[Request]: Find the string "Tahap" and gather every line that holds it.

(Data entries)
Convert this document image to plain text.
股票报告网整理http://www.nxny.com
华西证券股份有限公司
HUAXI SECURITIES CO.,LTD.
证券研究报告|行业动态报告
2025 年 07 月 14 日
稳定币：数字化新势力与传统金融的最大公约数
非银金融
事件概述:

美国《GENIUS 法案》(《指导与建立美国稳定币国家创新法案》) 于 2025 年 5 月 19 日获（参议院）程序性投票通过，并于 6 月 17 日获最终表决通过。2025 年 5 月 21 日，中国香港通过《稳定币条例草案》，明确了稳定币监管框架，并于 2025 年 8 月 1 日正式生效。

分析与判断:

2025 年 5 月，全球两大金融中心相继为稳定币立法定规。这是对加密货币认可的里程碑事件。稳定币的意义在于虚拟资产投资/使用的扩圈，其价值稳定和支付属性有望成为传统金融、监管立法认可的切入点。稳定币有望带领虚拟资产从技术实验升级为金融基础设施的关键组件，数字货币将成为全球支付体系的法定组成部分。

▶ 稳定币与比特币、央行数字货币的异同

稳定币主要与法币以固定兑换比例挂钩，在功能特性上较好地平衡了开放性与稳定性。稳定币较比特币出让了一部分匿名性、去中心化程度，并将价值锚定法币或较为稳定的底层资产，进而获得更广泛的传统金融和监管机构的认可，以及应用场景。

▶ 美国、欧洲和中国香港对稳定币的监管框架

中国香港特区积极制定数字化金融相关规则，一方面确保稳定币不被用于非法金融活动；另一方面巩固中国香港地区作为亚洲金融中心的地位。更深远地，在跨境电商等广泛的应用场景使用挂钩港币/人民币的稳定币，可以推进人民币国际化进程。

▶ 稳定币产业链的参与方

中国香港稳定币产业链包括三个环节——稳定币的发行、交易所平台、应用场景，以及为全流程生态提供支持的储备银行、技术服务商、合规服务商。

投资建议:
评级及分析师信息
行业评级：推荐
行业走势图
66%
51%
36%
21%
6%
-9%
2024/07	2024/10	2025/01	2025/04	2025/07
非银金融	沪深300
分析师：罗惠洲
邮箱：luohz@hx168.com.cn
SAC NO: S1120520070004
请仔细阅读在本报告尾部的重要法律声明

--

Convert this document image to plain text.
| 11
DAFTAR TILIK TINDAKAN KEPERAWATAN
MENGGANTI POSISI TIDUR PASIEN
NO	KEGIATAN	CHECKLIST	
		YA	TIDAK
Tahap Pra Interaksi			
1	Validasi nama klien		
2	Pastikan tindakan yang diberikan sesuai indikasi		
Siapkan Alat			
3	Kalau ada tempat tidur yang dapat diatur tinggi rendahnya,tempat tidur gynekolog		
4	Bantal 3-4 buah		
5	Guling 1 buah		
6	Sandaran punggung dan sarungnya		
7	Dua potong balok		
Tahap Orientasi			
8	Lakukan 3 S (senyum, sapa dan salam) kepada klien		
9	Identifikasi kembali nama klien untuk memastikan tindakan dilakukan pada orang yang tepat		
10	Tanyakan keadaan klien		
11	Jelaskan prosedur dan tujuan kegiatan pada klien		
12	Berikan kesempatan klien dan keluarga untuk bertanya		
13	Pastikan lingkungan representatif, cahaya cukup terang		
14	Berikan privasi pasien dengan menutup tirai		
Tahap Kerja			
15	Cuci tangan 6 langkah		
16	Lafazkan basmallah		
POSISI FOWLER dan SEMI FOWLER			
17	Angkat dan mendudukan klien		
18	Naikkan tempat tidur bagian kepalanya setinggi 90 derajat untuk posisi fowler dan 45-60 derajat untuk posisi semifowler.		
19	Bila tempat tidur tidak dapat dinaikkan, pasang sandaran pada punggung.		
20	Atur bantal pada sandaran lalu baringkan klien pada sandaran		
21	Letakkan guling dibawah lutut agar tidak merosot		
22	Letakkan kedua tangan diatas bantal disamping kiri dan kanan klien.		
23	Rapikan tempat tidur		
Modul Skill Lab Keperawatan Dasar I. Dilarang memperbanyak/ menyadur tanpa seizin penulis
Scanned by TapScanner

==

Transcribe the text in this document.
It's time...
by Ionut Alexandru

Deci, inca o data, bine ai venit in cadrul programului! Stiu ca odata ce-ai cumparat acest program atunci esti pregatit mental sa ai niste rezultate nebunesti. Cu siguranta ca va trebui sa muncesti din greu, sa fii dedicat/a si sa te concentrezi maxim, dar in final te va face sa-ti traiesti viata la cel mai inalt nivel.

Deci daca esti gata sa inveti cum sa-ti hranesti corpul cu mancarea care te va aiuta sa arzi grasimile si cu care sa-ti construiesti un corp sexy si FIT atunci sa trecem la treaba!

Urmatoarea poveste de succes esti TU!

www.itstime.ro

[Result for this task]:
Tahap Pra Interaksi			
Tahap Orientasi			
Tahap Kerja			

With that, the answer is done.